Resources for Writers
How Booksellers Choose Books
I am the manager of Dubray Books on Grafton Street, which is part of the Dubray chain. This is a family owned book chain that started as a single shop in Bray and started expanding in 1990 and now has 9 branches nationwide.
I’m often asked what the key elements are that influence buying decisions at bookshop level. Essentially that is the process that determines the fate of your book once it leaves the safe haven of the publishing house and is launched out into the big bad world!
Here I’m going to discuss the business of selecting books for my shop, from my perspective, so that you can understand why a particular book ends up on a particular shelf in a particular quantity in my shop.
I have been buying books now for about 12 or 13 years – my challenge as a buyer is to buy the right books, in the right quantities at the right time.
There are two key points during in my day when I buy – firstly during subbing or buying sessions with publishers’ representatives during which I purchase new forthcoming titles and secondly, when doing daily re-orders based on shop sales, when replenish the existing stock that has sold through to the customer.

- TO BE DONE
**a.** According to the piece on how booksellers choose books, how many branches does the Dubray chain now have?
**b.** Rewrite the paragraph of the piece on how booksellers choose books that begins "There are two key points" as a short bulleted list.
**c.** Print the passage of the piece on how booksellers choose books from "Resources for Writers" to "big bad world!".
The items after this point are separate from the piece on how booksellers choose books.

- EXTRACTED RECORDS
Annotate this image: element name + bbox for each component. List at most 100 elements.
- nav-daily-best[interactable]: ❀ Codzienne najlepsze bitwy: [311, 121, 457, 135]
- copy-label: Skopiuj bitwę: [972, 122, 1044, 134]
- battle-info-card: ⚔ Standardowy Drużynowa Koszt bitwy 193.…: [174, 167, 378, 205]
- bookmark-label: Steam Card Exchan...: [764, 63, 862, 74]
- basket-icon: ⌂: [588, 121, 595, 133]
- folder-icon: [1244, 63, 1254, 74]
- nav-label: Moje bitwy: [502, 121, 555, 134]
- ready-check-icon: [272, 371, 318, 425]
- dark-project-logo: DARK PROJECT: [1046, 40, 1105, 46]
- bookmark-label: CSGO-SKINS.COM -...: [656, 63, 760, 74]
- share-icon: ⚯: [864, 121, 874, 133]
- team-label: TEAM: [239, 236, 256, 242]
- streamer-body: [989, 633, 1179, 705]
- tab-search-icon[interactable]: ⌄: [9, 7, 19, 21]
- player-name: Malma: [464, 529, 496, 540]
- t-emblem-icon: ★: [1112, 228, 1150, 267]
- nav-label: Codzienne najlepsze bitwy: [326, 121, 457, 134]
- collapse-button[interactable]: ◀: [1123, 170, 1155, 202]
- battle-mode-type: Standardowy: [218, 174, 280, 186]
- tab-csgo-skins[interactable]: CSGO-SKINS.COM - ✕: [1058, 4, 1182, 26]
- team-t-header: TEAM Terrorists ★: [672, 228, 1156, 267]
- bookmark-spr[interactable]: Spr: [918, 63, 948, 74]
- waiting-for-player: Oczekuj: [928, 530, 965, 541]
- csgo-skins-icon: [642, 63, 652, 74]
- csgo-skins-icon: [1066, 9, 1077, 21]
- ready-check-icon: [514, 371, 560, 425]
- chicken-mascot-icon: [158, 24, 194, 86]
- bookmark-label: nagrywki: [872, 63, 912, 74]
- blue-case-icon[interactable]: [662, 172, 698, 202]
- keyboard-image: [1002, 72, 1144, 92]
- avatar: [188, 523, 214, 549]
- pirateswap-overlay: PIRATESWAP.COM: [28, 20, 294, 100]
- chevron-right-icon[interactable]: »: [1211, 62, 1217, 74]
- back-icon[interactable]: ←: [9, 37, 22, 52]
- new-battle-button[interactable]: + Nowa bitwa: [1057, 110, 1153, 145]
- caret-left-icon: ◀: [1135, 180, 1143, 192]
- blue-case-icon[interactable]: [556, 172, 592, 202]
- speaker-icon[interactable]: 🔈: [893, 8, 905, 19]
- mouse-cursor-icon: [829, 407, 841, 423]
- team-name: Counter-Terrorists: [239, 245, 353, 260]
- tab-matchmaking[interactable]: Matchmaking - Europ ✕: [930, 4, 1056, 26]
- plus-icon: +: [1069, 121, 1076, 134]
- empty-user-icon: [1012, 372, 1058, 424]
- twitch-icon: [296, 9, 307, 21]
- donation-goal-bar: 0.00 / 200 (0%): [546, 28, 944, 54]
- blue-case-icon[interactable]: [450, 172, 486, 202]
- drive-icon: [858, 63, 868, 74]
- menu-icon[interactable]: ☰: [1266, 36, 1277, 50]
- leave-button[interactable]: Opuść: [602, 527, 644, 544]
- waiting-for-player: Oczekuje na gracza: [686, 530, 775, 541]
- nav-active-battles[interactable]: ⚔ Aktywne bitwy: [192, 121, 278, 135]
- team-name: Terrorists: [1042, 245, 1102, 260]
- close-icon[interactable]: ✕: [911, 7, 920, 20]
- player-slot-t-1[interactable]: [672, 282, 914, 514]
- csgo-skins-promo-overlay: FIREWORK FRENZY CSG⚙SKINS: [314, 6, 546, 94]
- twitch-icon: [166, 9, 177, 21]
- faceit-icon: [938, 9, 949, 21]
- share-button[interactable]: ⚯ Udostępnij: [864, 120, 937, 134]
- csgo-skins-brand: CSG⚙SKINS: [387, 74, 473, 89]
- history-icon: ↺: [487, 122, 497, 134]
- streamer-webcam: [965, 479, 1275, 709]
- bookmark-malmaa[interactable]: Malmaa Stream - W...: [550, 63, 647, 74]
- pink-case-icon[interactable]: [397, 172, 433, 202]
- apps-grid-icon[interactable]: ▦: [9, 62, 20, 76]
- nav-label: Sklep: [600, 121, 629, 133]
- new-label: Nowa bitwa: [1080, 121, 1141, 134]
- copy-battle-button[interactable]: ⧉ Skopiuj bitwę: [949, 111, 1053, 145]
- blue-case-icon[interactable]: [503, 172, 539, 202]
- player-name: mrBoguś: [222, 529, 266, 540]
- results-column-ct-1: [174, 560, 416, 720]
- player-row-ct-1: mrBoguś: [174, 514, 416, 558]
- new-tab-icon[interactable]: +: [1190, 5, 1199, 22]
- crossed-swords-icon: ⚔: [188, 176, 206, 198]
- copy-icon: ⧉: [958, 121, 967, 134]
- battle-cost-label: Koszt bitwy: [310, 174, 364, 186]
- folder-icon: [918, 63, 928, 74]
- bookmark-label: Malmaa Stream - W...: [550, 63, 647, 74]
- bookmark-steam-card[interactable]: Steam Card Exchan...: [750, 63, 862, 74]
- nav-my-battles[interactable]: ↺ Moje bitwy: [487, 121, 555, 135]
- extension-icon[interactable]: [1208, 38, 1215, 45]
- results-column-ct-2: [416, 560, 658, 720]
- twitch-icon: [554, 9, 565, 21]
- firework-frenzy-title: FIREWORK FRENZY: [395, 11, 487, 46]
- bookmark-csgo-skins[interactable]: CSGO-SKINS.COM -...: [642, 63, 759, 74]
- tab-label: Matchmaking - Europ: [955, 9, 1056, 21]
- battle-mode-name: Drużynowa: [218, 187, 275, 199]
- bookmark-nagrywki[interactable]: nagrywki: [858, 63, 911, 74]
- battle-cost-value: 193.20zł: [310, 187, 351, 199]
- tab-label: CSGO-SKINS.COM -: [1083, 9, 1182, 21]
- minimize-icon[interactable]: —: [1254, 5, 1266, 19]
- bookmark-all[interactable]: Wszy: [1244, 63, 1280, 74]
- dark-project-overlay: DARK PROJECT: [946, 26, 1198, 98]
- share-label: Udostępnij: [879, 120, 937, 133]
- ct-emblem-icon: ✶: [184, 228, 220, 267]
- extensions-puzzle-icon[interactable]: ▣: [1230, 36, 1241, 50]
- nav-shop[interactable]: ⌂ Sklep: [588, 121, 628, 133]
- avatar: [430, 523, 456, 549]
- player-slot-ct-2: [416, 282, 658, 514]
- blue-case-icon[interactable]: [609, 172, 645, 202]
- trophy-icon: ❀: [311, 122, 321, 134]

- TASK RESPONSES
**a.** Nine branches nationwide.

**b.**
- Subbing or buying sessions with publishers' representatives, where new forthcoming titles are purchased
- Daily re-orders based on shop sales, which replenish existing stock that has sold through to customers

**c.**
Resources for Writers
How Booksellers Choose Books
I am the manager of Dubray Books on Grafton Street, which is part of the Dubray chain. This is a family owned book chain that started as a single shop in Bray and started expanding in 1990 and now has 9 branches nationwide.
I’m often asked what the key elements are that influence buying decisions at bookshop level. Essentially that is the process that determines the fate of your book once it leaves the safe haven of the publishing house and is launched out into the big bad world!